> INSTRUCTIONS FOR THE TASK:
Locate every line below that contains the word "Lumen" and copy it.
..............................
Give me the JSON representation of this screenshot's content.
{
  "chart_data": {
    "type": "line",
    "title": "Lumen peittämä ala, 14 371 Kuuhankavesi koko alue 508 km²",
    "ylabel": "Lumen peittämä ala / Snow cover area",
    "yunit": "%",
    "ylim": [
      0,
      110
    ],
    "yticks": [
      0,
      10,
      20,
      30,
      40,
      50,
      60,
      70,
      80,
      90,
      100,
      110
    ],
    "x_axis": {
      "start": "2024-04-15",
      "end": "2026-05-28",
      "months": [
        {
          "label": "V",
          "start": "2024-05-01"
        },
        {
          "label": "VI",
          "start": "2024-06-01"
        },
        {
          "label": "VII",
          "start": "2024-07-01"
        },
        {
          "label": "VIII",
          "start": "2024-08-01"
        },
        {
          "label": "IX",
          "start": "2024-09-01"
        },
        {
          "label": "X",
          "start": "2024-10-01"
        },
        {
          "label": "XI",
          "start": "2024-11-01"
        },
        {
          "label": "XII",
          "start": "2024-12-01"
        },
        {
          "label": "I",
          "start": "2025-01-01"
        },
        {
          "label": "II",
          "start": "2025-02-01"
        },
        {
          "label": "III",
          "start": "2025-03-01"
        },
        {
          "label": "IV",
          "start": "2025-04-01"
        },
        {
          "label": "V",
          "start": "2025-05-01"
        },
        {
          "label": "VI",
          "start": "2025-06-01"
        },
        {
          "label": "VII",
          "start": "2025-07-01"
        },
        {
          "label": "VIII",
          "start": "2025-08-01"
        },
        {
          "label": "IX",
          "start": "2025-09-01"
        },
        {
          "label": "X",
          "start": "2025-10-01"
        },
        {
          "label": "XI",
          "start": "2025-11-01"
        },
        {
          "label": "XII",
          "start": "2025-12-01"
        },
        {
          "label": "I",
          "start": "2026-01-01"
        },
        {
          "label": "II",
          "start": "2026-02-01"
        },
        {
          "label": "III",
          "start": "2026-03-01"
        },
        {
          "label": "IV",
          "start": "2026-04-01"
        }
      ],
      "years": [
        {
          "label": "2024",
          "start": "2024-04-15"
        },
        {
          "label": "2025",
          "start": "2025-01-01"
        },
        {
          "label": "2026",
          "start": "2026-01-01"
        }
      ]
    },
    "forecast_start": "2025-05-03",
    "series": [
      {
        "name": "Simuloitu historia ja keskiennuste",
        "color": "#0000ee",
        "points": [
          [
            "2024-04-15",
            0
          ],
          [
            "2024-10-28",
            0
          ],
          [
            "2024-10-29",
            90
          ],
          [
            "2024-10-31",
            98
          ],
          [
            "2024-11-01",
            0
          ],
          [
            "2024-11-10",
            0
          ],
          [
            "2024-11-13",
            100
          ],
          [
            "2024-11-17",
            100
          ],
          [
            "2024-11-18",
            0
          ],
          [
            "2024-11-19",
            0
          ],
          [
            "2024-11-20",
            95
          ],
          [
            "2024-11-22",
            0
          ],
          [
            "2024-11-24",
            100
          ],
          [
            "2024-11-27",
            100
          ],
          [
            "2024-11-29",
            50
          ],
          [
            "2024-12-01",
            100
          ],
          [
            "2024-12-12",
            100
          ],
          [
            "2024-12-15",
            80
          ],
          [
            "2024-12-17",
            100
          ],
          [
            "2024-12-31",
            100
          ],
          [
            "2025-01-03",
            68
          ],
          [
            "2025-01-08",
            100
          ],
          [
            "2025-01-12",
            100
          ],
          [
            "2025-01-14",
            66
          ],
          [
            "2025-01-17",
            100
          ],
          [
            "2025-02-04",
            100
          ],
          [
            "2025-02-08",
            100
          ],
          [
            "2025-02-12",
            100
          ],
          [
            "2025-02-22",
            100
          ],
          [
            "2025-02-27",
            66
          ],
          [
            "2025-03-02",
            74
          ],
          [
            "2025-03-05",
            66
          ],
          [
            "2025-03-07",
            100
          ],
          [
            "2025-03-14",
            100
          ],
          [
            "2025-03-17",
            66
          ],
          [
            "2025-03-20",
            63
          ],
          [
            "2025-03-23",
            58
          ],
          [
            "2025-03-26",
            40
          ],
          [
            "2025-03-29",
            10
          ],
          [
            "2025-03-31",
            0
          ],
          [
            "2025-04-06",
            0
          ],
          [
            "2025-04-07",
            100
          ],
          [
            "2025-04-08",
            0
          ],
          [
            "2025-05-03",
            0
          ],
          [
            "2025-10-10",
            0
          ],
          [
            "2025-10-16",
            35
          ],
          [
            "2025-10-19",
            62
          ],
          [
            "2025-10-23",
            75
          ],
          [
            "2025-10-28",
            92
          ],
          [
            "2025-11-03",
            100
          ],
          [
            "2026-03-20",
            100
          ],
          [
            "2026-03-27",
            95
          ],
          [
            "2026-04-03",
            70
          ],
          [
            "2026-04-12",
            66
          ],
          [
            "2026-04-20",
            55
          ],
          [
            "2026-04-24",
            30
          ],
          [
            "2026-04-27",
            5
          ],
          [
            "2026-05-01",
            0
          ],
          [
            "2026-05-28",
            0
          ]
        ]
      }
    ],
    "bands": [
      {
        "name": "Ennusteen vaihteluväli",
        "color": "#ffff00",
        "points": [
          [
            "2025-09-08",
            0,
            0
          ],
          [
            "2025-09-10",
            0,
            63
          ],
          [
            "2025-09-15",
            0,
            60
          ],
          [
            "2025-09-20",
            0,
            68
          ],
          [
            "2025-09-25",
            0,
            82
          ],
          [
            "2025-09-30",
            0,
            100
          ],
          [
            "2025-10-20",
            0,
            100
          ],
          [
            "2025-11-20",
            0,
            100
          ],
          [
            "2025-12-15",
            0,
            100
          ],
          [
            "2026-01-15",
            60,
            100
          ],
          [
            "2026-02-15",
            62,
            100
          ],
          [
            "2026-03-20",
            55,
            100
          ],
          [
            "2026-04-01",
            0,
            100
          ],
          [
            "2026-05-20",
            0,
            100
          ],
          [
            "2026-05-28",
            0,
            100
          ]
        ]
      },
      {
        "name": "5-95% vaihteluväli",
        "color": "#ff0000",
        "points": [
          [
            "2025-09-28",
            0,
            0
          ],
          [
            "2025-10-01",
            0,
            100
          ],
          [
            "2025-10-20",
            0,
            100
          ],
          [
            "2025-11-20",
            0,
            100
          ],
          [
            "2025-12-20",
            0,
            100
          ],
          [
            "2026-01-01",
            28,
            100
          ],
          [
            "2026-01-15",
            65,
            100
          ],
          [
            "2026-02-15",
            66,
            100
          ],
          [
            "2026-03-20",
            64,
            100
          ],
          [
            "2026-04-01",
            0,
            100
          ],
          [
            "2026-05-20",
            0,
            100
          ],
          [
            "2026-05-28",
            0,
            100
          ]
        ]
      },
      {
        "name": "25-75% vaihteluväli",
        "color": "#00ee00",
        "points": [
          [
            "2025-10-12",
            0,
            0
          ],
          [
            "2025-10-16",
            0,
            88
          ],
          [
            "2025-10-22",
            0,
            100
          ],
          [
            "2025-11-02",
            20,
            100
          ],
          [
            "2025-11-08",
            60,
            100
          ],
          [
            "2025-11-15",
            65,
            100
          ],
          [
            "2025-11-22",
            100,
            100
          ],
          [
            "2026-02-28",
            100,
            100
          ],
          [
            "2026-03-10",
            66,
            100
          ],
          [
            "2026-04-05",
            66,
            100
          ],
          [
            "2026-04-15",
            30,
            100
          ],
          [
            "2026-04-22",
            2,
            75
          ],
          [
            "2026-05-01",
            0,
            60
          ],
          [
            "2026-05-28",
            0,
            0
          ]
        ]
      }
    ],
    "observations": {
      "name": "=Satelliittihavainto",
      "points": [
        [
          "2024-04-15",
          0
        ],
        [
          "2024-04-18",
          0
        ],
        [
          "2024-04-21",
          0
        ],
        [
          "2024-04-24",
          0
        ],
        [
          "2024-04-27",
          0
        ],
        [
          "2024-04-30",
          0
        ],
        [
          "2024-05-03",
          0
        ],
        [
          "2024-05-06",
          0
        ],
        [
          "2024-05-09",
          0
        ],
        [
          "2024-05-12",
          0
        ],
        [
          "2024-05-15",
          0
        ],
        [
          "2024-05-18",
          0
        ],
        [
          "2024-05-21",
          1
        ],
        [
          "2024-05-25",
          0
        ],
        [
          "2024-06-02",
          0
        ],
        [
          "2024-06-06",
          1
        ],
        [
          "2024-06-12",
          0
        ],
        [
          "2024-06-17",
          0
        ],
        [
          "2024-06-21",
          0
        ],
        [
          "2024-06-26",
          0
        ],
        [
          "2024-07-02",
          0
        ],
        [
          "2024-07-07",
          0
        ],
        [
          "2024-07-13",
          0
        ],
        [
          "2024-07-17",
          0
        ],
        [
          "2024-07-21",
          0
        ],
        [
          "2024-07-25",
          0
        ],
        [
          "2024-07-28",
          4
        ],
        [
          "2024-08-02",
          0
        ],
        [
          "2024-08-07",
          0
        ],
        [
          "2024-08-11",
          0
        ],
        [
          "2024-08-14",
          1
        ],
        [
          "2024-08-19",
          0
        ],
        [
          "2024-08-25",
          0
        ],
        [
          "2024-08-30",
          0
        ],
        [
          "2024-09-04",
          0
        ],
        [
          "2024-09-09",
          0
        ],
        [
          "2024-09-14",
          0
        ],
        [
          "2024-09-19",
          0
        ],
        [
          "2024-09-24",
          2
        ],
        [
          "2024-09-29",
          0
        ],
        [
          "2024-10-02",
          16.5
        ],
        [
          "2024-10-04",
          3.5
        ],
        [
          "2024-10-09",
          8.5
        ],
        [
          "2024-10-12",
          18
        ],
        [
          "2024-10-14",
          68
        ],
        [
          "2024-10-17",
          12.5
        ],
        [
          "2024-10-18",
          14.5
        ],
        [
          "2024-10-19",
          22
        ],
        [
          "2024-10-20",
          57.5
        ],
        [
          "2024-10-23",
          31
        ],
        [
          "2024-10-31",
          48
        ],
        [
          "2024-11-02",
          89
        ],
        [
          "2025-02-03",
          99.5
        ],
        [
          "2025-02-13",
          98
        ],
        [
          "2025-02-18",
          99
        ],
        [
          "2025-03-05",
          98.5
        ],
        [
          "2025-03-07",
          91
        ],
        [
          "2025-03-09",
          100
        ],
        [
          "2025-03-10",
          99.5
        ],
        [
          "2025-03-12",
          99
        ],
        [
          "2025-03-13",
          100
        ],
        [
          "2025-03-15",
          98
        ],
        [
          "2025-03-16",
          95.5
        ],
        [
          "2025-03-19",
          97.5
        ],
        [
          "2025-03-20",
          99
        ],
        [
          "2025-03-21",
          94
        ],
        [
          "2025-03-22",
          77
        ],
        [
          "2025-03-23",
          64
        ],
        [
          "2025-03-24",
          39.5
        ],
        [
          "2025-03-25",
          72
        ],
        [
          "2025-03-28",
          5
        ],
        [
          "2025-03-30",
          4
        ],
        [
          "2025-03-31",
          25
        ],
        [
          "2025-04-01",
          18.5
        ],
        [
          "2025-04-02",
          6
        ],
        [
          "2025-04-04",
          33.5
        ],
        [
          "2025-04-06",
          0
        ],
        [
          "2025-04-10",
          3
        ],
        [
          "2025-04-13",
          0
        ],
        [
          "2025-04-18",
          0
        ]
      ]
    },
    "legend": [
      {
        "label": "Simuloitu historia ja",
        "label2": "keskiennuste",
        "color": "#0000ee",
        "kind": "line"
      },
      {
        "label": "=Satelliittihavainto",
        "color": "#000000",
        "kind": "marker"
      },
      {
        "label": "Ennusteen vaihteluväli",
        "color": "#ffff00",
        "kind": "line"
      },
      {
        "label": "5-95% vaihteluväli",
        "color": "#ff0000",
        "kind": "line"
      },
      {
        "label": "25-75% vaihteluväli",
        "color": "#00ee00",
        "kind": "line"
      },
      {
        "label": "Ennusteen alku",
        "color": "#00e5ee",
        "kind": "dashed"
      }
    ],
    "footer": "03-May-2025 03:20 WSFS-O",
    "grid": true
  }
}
..............................
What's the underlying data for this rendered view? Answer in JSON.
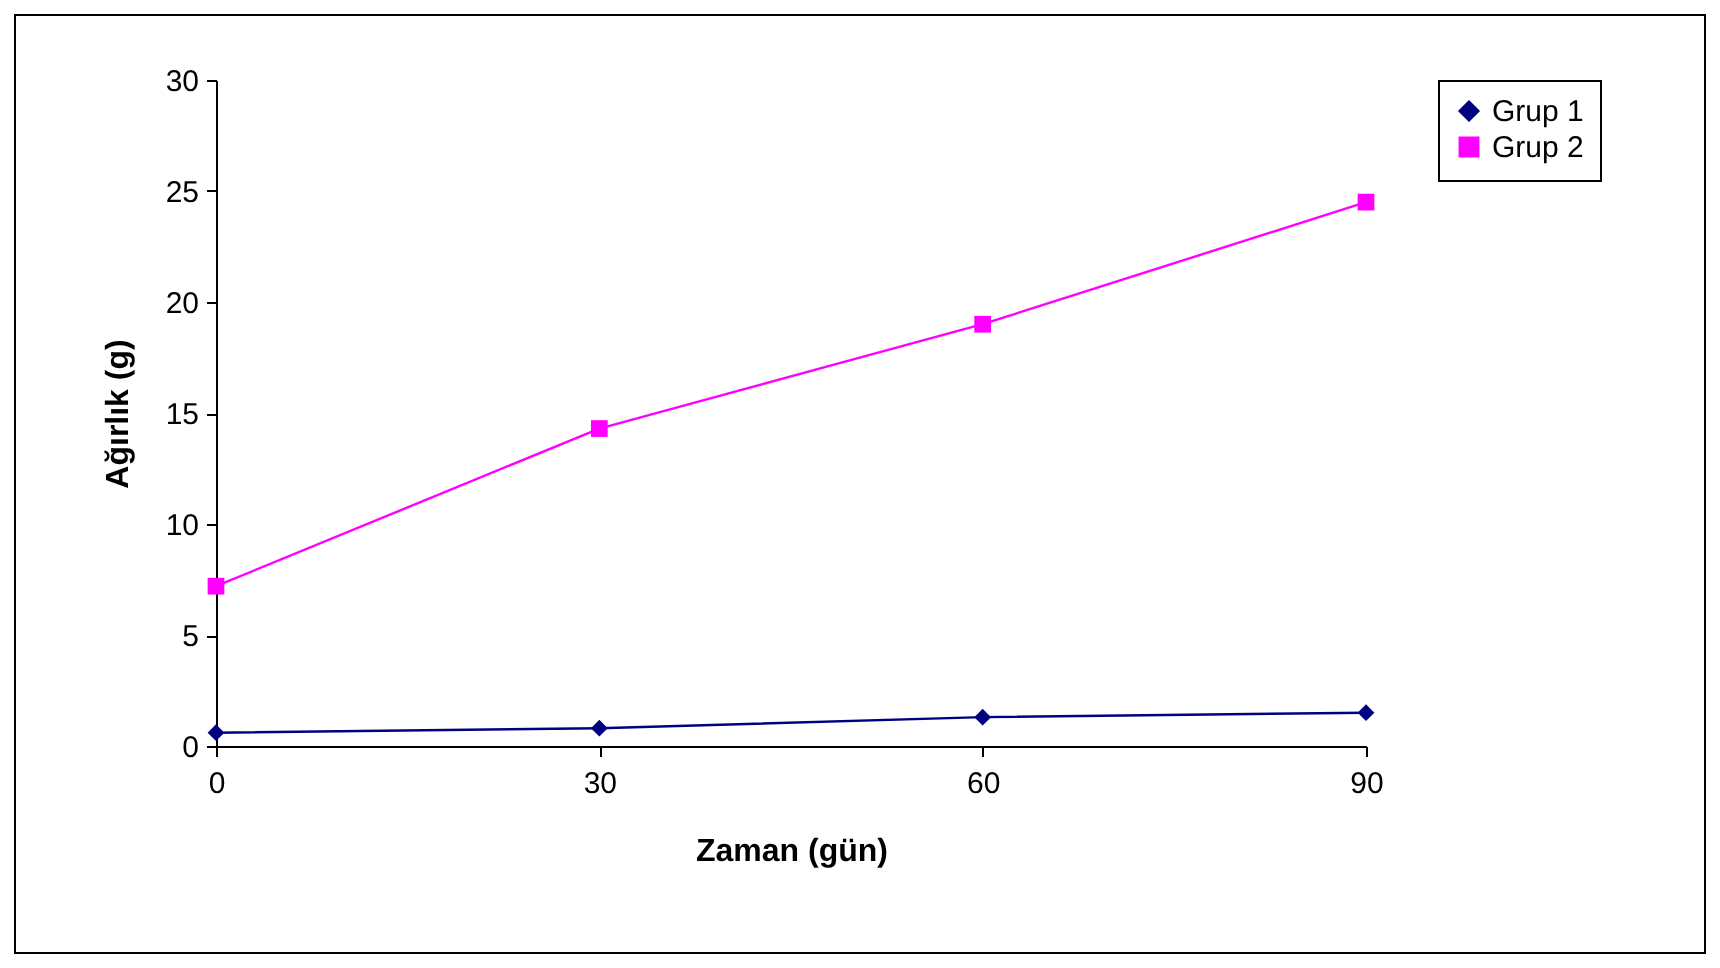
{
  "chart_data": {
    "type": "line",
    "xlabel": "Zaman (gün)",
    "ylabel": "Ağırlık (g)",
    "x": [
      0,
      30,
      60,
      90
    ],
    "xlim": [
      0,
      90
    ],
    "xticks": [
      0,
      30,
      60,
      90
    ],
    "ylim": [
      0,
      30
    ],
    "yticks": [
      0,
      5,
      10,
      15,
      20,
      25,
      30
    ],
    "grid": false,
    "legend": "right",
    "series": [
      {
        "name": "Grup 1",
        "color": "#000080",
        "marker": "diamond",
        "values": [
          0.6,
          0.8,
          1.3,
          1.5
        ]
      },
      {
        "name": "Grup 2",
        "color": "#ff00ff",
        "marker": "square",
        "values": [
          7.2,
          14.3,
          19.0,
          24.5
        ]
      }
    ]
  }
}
..............................
> EXERCISE OUTPUT:
    "title": "Lumen peittämä ala, 14 371 Kuuhankavesi koko alue 508 km²",
    "ylabel": "Lumen peittämä ala / Snow cover area",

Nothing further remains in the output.